● **Task requirements**: Repeat the data below exactly as it appears, but leave out the pictures.

______________________________

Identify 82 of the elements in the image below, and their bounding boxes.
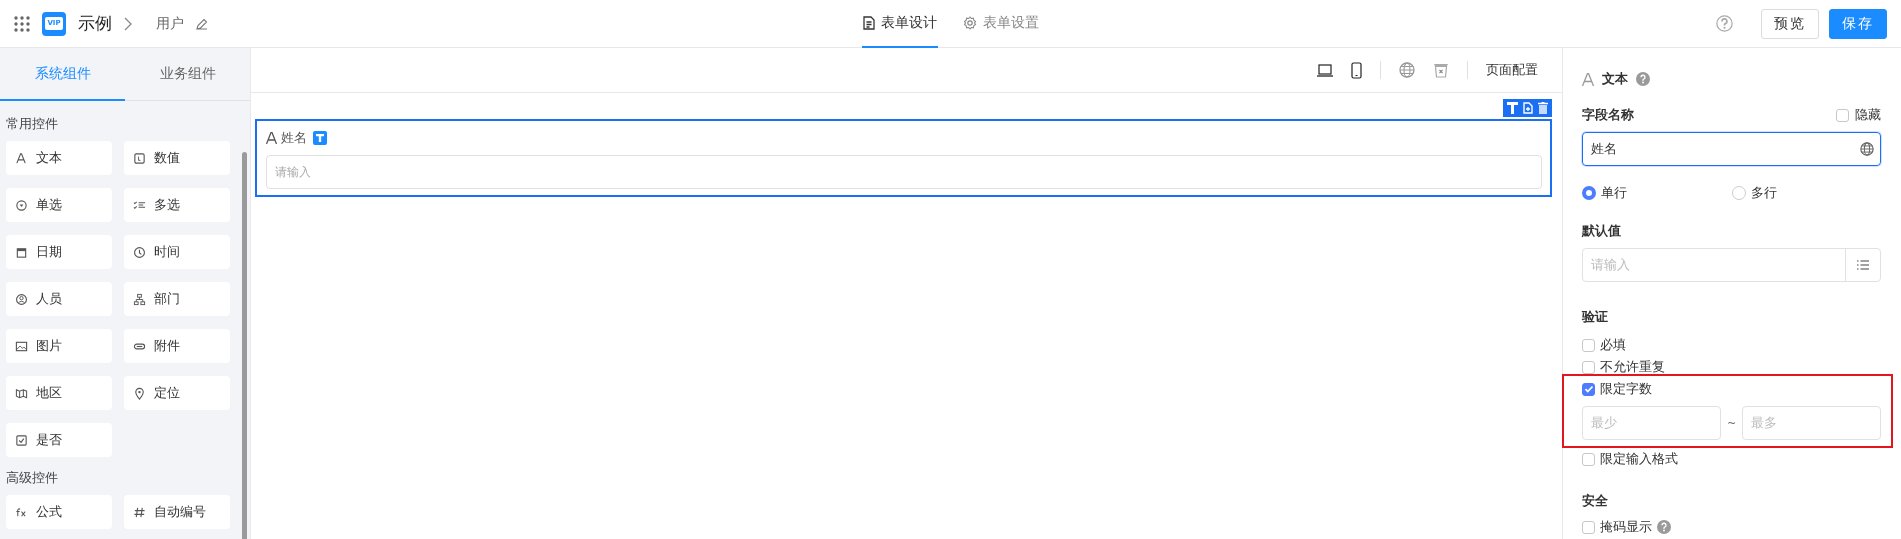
- scrollbar[interactable]: [242, 152, 247, 539]
- component-item[interactable]: 日期: [6, 235, 112, 269]
- radio-icon: [15, 198, 28, 212]
- breadcrumb: 用户: [156, 14, 184, 33]
- section-title: 常用控件: [6, 115, 59, 131]
- function-icon: [15, 505, 28, 519]
- org-chart-icon: [133, 292, 146, 306]
- component-item[interactable]: 数值: [124, 141, 230, 175]
- gear-icon: [962, 15, 977, 30]
- radio-option[interactable]: 多行: [1731, 184, 1881, 202]
- checkbox[interactable]: [1582, 452, 1595, 466]
- text-type-icon[interactable]: [1507, 102, 1518, 114]
- component-item[interactable]: 是否: [6, 423, 112, 457]
- checkbox[interactable]: [1582, 338, 1595, 352]
- letter-a-icon: [15, 151, 28, 165]
- component-item[interactable]: 文本: [6, 141, 112, 175]
- number-icon: [133, 151, 146, 165]
- field-label: 姓名: [281, 129, 307, 147]
- text-type-icon: [313, 131, 327, 145]
- checkbox-option[interactable]: 不允许重复: [1582, 356, 1881, 378]
- component-item[interactable]: 多选: [124, 188, 230, 222]
- component-item[interactable]: 自动编号: [124, 495, 230, 529]
- component-item[interactable]: 图片: [6, 329, 112, 363]
- tab[interactable]: 表单设置: [961, 0, 1040, 48]
- trash-icon[interactable]: [1433, 62, 1449, 78]
- map-icon: [15, 386, 28, 400]
- list-icon[interactable]: [1857, 260, 1869, 270]
- form-field-card[interactable]: 姓名 请输入: [255, 119, 1552, 197]
- trash-icon[interactable]: [1538, 102, 1548, 114]
- tab[interactable]: 业务组件: [125, 48, 250, 101]
- radio-button[interactable]: [1731, 186, 1746, 200]
- input-field[interactable]: 姓名: [1582, 132, 1881, 166]
- checkbox[interactable]: [1582, 360, 1595, 374]
- section-title: 验证: [1582, 308, 1608, 326]
- component-item[interactable]: 部门: [124, 282, 230, 316]
- app-name: 示例: [78, 12, 112, 35]
- chevron-right-icon: [124, 16, 132, 31]
- help-icon[interactable]: [1636, 72, 1650, 86]
- checkbox-option[interactable]: 限定输入格式: [1582, 448, 1881, 470]
- component-item[interactable]: 地区: [6, 376, 112, 410]
- checkbox[interactable]: [1582, 382, 1595, 396]
- checkbox[interactable]: [1836, 108, 1849, 122]
- letter-a-icon: [266, 132, 277, 144]
- checkbox-icon: [15, 433, 28, 447]
- laptop-icon[interactable]: [1317, 63, 1333, 77]
- help-icon[interactable]: [1716, 15, 1733, 32]
- location-pin-icon: [133, 386, 146, 400]
- component-item[interactable]: 人员: [6, 282, 112, 316]
- app-grid-icon[interactable]: [14, 15, 30, 32]
- hash-icon: [133, 505, 146, 519]
- checkbox-option[interactable]: 限定字数: [1582, 378, 1881, 400]
- letter-a-icon: [1582, 72, 1594, 86]
- person-icon: [15, 292, 28, 306]
- globe-icon[interactable]: [1399, 62, 1415, 78]
- component-item[interactable]: 时间: [124, 235, 230, 269]
- section-title: 安全: [1582, 492, 1608, 510]
- checkbox[interactable]: [1582, 520, 1595, 534]
- pencil-icon[interactable]: [196, 17, 208, 30]
- phone-icon[interactable]: [1351, 61, 1362, 79]
- panel-title: 文本: [1602, 70, 1628, 88]
- help-icon[interactable]: [1657, 520, 1671, 534]
- component-item[interactable]: 定位: [124, 376, 230, 410]
- preview-button[interactable]: 预览: [1761, 8, 1819, 39]
- radio-button[interactable]: [1582, 186, 1596, 200]
- image-icon: [15, 339, 28, 353]
- globe-icon[interactable]: [1860, 142, 1874, 156]
- field-label: 默认值: [1582, 222, 1621, 240]
- page-config-link[interactable]: 页面配置: [1486, 61, 1538, 79]
- component-item[interactable]: 单选: [6, 188, 112, 222]
- clock-icon: [133, 245, 146, 259]
- section-title: 高级控件: [6, 469, 59, 485]
- range-separator: ~: [1726, 416, 1737, 430]
- checkbox-option[interactable]: 隐藏: [1836, 106, 1881, 124]
- copy-icon[interactable]: [1523, 102, 1533, 114]
- component-item[interactable]: 公式: [6, 495, 112, 529]
- radio-option[interactable]: 单行: [1582, 184, 1732, 202]
- calendar-icon: [15, 245, 28, 259]
- checkbox-option[interactable]: 必填: [1582, 334, 1881, 356]
- document-icon: [862, 15, 875, 30]
- component-item[interactable]: 附件: [124, 329, 230, 363]
- checkbox-option[interactable]: 掩码显示: [1582, 516, 1881, 538]
- field-label: 字段名称: [1582, 106, 1634, 124]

______________________________

● **Reply**:
Identify 82 of the elements in the image below, and their bounding boxes.
- scrollbar[interactable]: [242, 152, 247, 539]
- component-item[interactable]: 日期: [6, 235, 112, 269]
- radio-icon: [15, 198, 28, 212]
- breadcrumb: 用户: [156, 14, 184, 33]
- section-title: 常用控件: [6, 115, 59, 131]
- function-icon: [15, 505, 28, 519]
- org-chart-icon: [133, 292, 146, 306]
- component-item[interactable]: 数值: [124, 141, 230, 175]
- gear-icon: [962, 15, 977, 30]
- radio-option[interactable]: 多行: [1731, 184, 1881, 202]
- checkbox[interactable]: [1582, 452, 1595, 466]
- text-type-icon[interactable]: [1507, 102, 1518, 114]
- component-item[interactable]: 是否: [6, 423, 112, 457]
- checkbox[interactable]: [1582, 338, 1595, 352]
- letter-a-icon: [15, 151, 28, 165]
- component-item[interactable]: 文本: [6, 141, 112, 175]
- number-icon: [133, 151, 146, 165]
- field-label: 姓名: [281, 129, 307, 147]
- text-type-icon: [313, 131, 327, 145]
- checkbox-option[interactable]: 不允许重复: [1582, 356, 1881, 378]
- component-item[interactable]: 多选: [124, 188, 230, 222]
- component-item[interactable]: 自动编号: [124, 495, 230, 529]
- component-item[interactable]: 图片: [6, 329, 112, 363]
- tab[interactable]: 表单设置: [961, 0, 1040, 48]
- trash-icon[interactable]: [1433, 62, 1449, 78]
- map-icon: [15, 386, 28, 400]
- list-icon[interactable]: [1857, 260, 1869, 270]
- form-field-card[interactable]: 姓名 请输入: [255, 119, 1552, 197]
- trash-icon[interactable]: [1538, 102, 1548, 114]
- tab[interactable]: 业务组件: [125, 48, 250, 101]
- radio-button[interactable]: [1731, 186, 1746, 200]
- input-field[interactable]: 姓名: [1582, 132, 1881, 166]
- checkbox[interactable]: [1582, 360, 1595, 374]
- section-title: 验证: [1582, 308, 1608, 326]
- component-item[interactable]: 部门: [124, 282, 230, 316]
- app-name: 示例: [78, 12, 112, 35]
- chevron-right-icon: [124, 16, 132, 31]
- help-icon[interactable]: [1636, 72, 1650, 86]
- checkbox-option[interactable]: 限定输入格式: [1582, 448, 1881, 470]
- component-item[interactable]: 地区: [6, 376, 112, 410]
- checkbox[interactable]: [1582, 382, 1595, 396]
- checkbox[interactable]: [1836, 108, 1849, 122]
- letter-a-icon: [266, 132, 277, 144]
- checkbox-icon: [15, 433, 28, 447]
- laptop-icon[interactable]: [1317, 63, 1333, 77]
- help-icon[interactable]: [1716, 15, 1733, 32]
- location-pin-icon: [133, 386, 146, 400]
- component-item[interactable]: 人员: [6, 282, 112, 316]
- app-grid-icon[interactable]: [14, 15, 30, 32]
- hash-icon: [133, 505, 146, 519]
- checkbox-option[interactable]: 限定字数: [1582, 378, 1881, 400]
- letter-a-icon: [1582, 72, 1594, 86]
- person-icon: [15, 292, 28, 306]
- globe-icon[interactable]: [1399, 62, 1415, 78]
- component-item[interactable]: 时间: [124, 235, 230, 269]
- section-title: 安全: [1582, 492, 1608, 510]
- checkbox[interactable]: [1582, 520, 1595, 534]
- pencil-icon[interactable]: [196, 17, 208, 30]
- phone-icon[interactable]: [1351, 61, 1362, 79]
- panel-title: 文本: [1602, 70, 1628, 88]
- help-icon[interactable]: [1657, 520, 1671, 534]
- component-item[interactable]: 定位: [124, 376, 230, 410]
- preview-button[interactable]: 预览: [1761, 8, 1819, 39]
- radio-button[interactable]: [1582, 186, 1596, 200]
- image-icon: [15, 339, 28, 353]
- globe-icon[interactable]: [1860, 142, 1874, 156]
- field-label: 默认值: [1582, 222, 1621, 240]
- page-config-link[interactable]: 页面配置: [1486, 61, 1538, 79]
- component-item[interactable]: 单选: [6, 188, 112, 222]
- clock-icon: [133, 245, 146, 259]
- section-title: 高级控件: [6, 469, 59, 485]
- range-separator: ~: [1726, 416, 1737, 430]
- checkbox-option[interactable]: 隐藏: [1836, 106, 1881, 124]
- copy-icon[interactable]: [1523, 102, 1533, 114]
- component-item[interactable]: 公式: [6, 495, 112, 529]
- radio-option[interactable]: 单行: [1582, 184, 1732, 202]
- calendar-icon: [15, 245, 28, 259]
- checkbox-option[interactable]: 必填: [1582, 334, 1881, 356]
- document-icon: [862, 15, 875, 30]
- component-item[interactable]: 附件: [124, 329, 230, 363]
- checkbox-option[interactable]: 掩码显示: [1582, 516, 1881, 538]
- field-label: 字段名称: [1582, 106, 1634, 124]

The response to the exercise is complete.